Goal of the exercise
Gather the lines below that include the string "交通不便", copying each in full.

Records to process
________________________________________

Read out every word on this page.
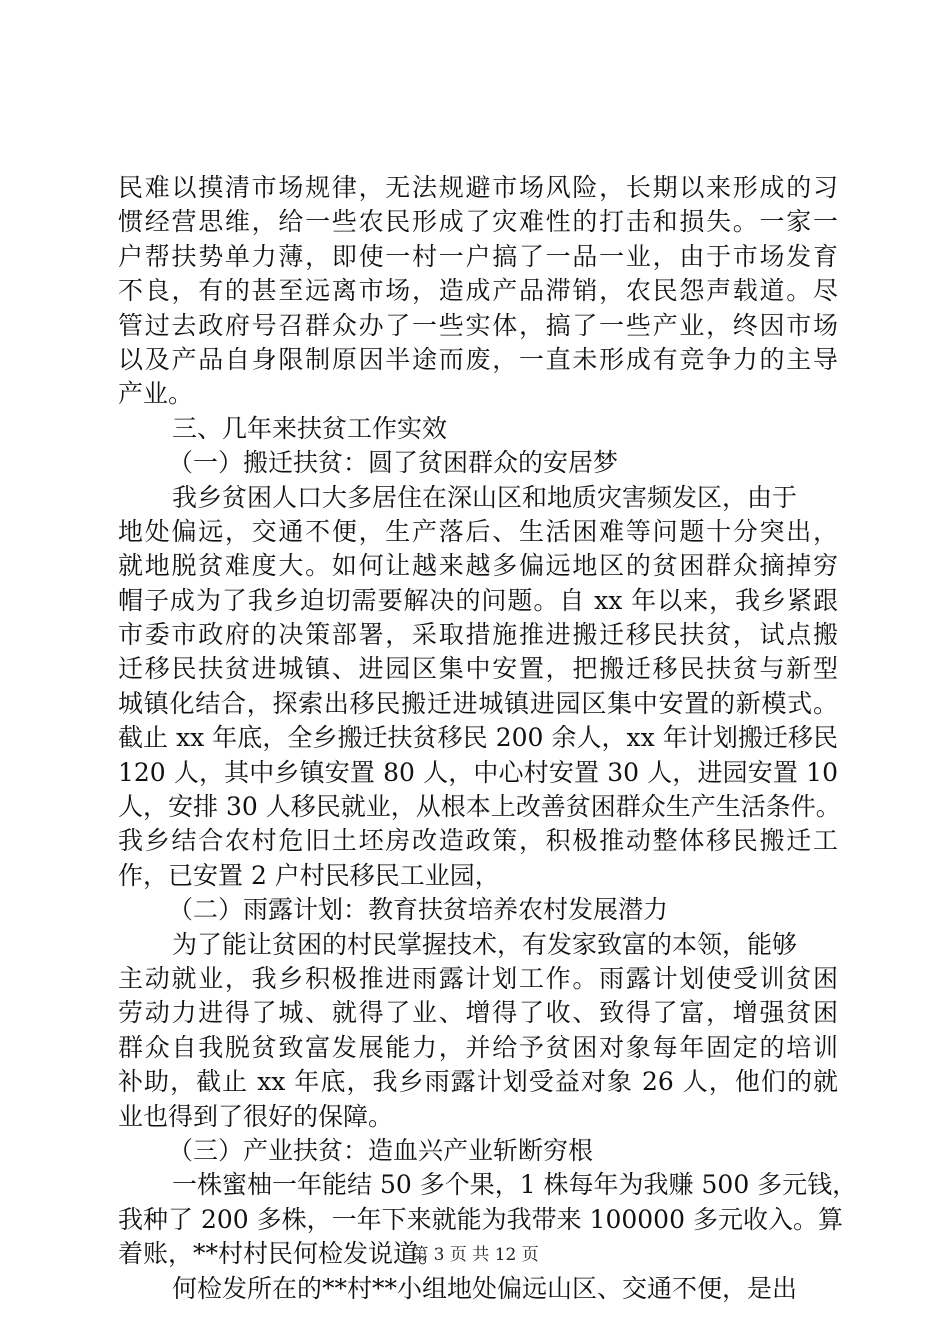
民难以摸清市场规律，无法规避市场风险，长期以来形成的习
惯经营思维，给一些农民形成了灾难性的打击和损失。一家一
户帮扶势单力薄，即使一村一户搞了一品一业，由于市场发育
不良，有的甚至远离市场，造成产品滞销，农民怨声载道。尽
管过去政府号召群众办了一些实体，搞了一些产业，终因市场
以及产品自身限制原因半途而废，一直未形成有竞争力的主导
产业。
三、几年来扶贫工作实效
（一）搬迁扶贫：圆了贫困群众的安居梦
我乡贫困人口大多居住在深山区和地质灾害频发区，由于
地处偏远，交通不便，生产落后、生活困难等问题十分突出，
就地脱贫难度大。如何让越来越多偏远地区的贫困群众摘掉穷
帽子成为了我乡迫切需要解决的问题。自 xx 年以来，我乡紧跟
市委市政府的决策部署，采取措施推进搬迁移民扶贫，试点搬
迁移民扶贫进城镇、进园区集中安置，把搬迁移民扶贫与新型
城镇化结合，探索出移民搬迁进城镇进园区集中安置的新模式。
截止 xx 年底，全乡搬迁扶贫移民 200 余人，xx 年计划搬迁移民
120 人，其中乡镇安置 80 人，中心村安置 30 人，进园安置 10
人，安排 30 人移民就业，从根本上改善贫困群众生产生活条件。
我乡结合农村危旧土坯房改造政策，积极推动整体移民搬迁工
作，已安置 2 户村民移民工业园，
（二）雨露计划：教育扶贫培养农村发展潜力
为了能让贫困的村民掌握技术，有发家致富的本领，能够
主动就业，我乡积极推进雨露计划工作。雨露计划使受训贫困
劳动力进得了城、就得了业、增得了收、致得了富，增强贫困
群众自我脱贫致富发展能力，并给予贫困对象每年固定的培训
补助，截止 xx 年底，我乡雨露计划受益对象 26 人，他们的就
业也得到了很好的保障。
（三）产业扶贫：造血兴产业斩断穷根
一株蜜柚一年能结 50 多个果，1 株每年为我赚 500 多元钱，
我种了 200 多株，一年下来就能为我带来 100000 多元收入。算
着账，**村村民何检发说道。
何检发所在的**村**小组地处偏远山区、交通不便，是出
第 3 页 共 12 页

________________________________________

The reply
地处偏远，交通不便，生产落后、生活困难等问题十分突出，
何检发所在的**村**小组地处偏远山区、交通不便，是出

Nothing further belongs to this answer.